**** Entries supplied
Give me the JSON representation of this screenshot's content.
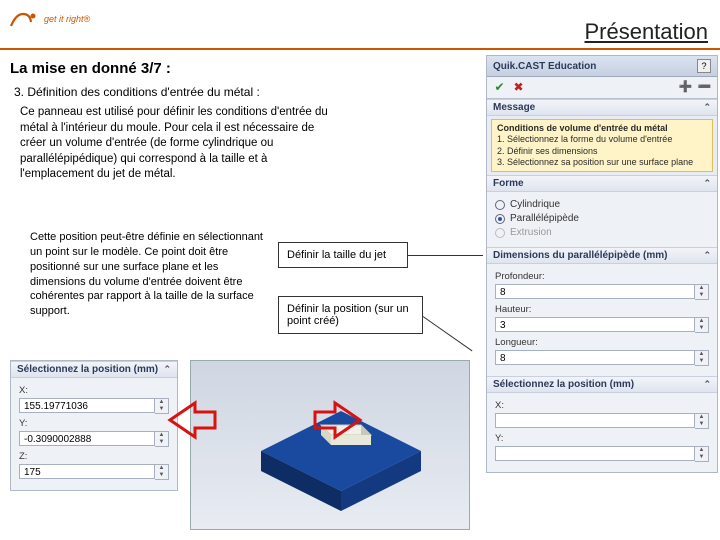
{
  "header": {
    "slogan": "get it right®",
    "title": "Présentation"
  },
  "subtitle": "La mise en donné 3/7 :",
  "sectionHeading": "3. Définition des conditions d'entrée du métal :",
  "paragraph1": "Ce panneau est utilisé pour définir les conditions d'entrée du métal à l'intérieur du moule. Pour cela il est nécessaire de créer un volume d'entrée (de forme cylindrique ou parallélépipédique) qui correspond à la taille et à l'emplacement du jet de métal.",
  "paragraph2": "Cette position peut-être définie en sélectionnant un point sur le modèle. Ce point doit être positionné sur une surface plane et les dimensions du volume d'entrée doivent être cohérentes par rapport à la taille de la surface support.",
  "callout1": "Définir la taille du jet",
  "callout2": "Définir la position (sur un point créé)",
  "rightPanel": {
    "title": "Quik.CAST Education",
    "help": "?",
    "msgHead": "Message",
    "msgTitle": "Conditions de volume d'entrée du métal",
    "msgL1": "1. Sélectionnez la forme du volume d'entrée",
    "msgL2": "2. Définir ses dimensions",
    "msgL3": "3. Sélectionnez sa position sur une surface plane",
    "formeHead": "Forme",
    "opt1": "Cylindrique",
    "opt2": "Parallélépipède",
    "opt3": "Extrusion",
    "dimsHead": "Dimensions du parallélépipède (mm)",
    "profLabel": "Profondeur:",
    "profVal": "8",
    "hautLabel": "Hauteur:",
    "hautVal": "3",
    "longLabel": "Longueur:",
    "longVal": "8",
    "posHead": "Sélectionnez la position (mm)",
    "xLabel": "X:",
    "xVal": "",
    "yLabel": "Y:",
    "yVal": ""
  },
  "leftPanel": {
    "posHead": "Sélectionnez la position (mm)",
    "xLabel": "X:",
    "xVal": "155.19771036",
    "yLabel": "Y:",
    "yVal": "-0.3090002888",
    "zLabel": "Z:",
    "zVal": "175"
  }
}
********
• _Description of the task_: Copy every line of the data exactly as written, excluding the pictures.

• _Response to the exercise_:
Give me the JSON representation of this screenshot's content.
{
  "header": {
    "slogan": "get it right®",
    "title": "Présentation"
  },
  "subtitle": "La mise en donné 3/7 :",
  "sectionHeading": "3. Définition des conditions d'entrée du métal :",
  "paragraph1": "Ce panneau est utilisé pour définir les conditions d'entrée du métal à l'intérieur du moule. Pour cela il est nécessaire de créer un volume d'entrée (de forme cylindrique ou parallélépipédique) qui correspond à la taille et à l'emplacement du jet de métal.",
  "paragraph2": "Cette position peut-être définie en sélectionnant un point sur le modèle. Ce point doit être positionné sur une surface plane et les dimensions du volume d'entrée doivent être cohérentes par rapport à la taille de la surface support.",
  "callout1": "Définir la taille du jet",
  "callout2": "Définir la position (sur un point créé)",
  "rightPanel": {
    "title": "Quik.CAST Education",
    "help": "?",
    "msgHead": "Message",
    "msgTitle": "Conditions de volume d'entrée du métal",
    "msgL1": "1. Sélectionnez la forme du volume d'entrée",
    "msgL2": "2. Définir ses dimensions",
    "msgL3": "3. Sélectionnez sa position sur une surface plane",
    "formeHead": "Forme",
    "opt1": "Cylindrique",
    "opt2": "Parallélépipède",
    "opt3": "Extrusion",
    "dimsHead": "Dimensions du parallélépipède (mm)",
    "profLabel": "Profondeur:",
    "profVal": "8",
    "hautLabel": "Hauteur:",
    "hautVal": "3",
    "longLabel": "Longueur:",
    "longVal": "8",
    "posHead": "Sélectionnez la position (mm)",
    "xLabel": "X:",
    "xVal": "",
    "yLabel": "Y:",
    "yVal": ""
  },
  "leftPanel": {
    "posHead": "Sélectionnez la position (mm)",
    "xLabel": "X:",
    "xVal": "155.19771036",
    "yLabel": "Y:",
    "yVal": "-0.3090002888",
    "zLabel": "Z:",
    "zVal": "175"
  }
}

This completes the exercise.